Request: Without omitting anything, return the records precisely as given.

Data for the task:
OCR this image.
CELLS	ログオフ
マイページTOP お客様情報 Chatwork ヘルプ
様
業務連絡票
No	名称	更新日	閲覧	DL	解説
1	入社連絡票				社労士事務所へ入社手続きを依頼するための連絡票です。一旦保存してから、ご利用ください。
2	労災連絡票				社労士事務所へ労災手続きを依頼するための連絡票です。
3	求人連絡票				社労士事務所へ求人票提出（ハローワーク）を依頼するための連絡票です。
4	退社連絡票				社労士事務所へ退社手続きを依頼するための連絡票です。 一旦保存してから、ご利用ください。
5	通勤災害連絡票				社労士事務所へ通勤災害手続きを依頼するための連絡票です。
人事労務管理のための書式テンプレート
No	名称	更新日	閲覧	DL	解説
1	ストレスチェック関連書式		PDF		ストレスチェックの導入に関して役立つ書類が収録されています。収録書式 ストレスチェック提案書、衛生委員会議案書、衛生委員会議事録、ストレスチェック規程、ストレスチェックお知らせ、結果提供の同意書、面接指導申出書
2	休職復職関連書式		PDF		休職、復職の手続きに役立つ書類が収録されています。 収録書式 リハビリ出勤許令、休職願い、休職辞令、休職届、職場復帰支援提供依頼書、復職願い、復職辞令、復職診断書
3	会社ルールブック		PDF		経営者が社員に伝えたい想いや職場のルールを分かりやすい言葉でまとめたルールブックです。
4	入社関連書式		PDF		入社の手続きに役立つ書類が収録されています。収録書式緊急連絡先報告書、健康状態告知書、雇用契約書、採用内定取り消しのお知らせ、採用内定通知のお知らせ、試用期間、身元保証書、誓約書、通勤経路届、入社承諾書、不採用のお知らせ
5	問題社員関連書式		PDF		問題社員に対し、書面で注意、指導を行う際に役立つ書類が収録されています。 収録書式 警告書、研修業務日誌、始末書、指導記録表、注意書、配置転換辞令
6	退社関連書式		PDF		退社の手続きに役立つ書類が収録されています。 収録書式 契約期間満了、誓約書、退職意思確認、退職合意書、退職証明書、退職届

Final result:
OCR this image.
CELLS	ログオフ
マイページTOP お客様情報 Chatwork ヘルプ
様
業務連絡票
No	名称	更新日	閲覧	DL	解説
1	入社連絡票				社労士事務所へ入社手続きを依頼するための連絡票です。一旦保存してから、ご利用ください。
2	労災連絡票				社労士事務所へ労災手続きを依頼するための連絡票です。
3	求人連絡票				社労士事務所へ求人票提出（ハローワーク）を依頼するための連絡票です。
4	退社連絡票				社労士事務所へ退社手続きを依頼するための連絡票です。 一旦保存してから、ご利用ください。
5	通勤災害連絡票				社労士事務所へ通勤災害手続きを依頼するための連絡票です。
人事労務管理のための書式テンプレート
No	名称	更新日	閲覧	DL	解説
1	ストレスチェック関連書式		PDF		ストレスチェックの導入に関して役立つ書類が収録されています。収録書式 ストレスチェック提案書、衛生委員会議案書、衛生委員会議事録、ストレスチェック規程、ストレスチェックお知らせ、結果提供の同意書、面接指導申出書
2	休職復職関連書式		PDF		休職、復職の手続きに役立つ書類が収録されています。 収録書式 リハビリ出勤許令、休職願い、休職辞令、休職届、職場復帰支援提供依頼書、復職願い、復職辞令、復職診断書
3	会社ルールブック		PDF		経営者が社員に伝えたい想いや職場のルールを分かりやすい言葉でまとめたルールブックです。
4	入社関連書式		PDF		入社の手続きに役立つ書類が収録されています。収録書式緊急連絡先報告書、健康状態告知書、雇用契約書、採用内定取り消しのお知らせ、採用内定通知のお知らせ、試用期間、身元保証書、誓約書、通勤経路届、入社承諾書、不採用のお知らせ
5	問題社員関連書式		PDF		問題社員に対し、書面で注意、指導を行う際に役立つ書類が収録されています。 収録書式 警告書、研修業務日誌、始末書、指導記録表、注意書、配置転換辞令
6	退社関連書式		PDF		退社の手続きに役立つ書類が収録されています。 収録書式 契約期間満了、誓約書、退職意思確認、退職合意書、退職証明書、退職届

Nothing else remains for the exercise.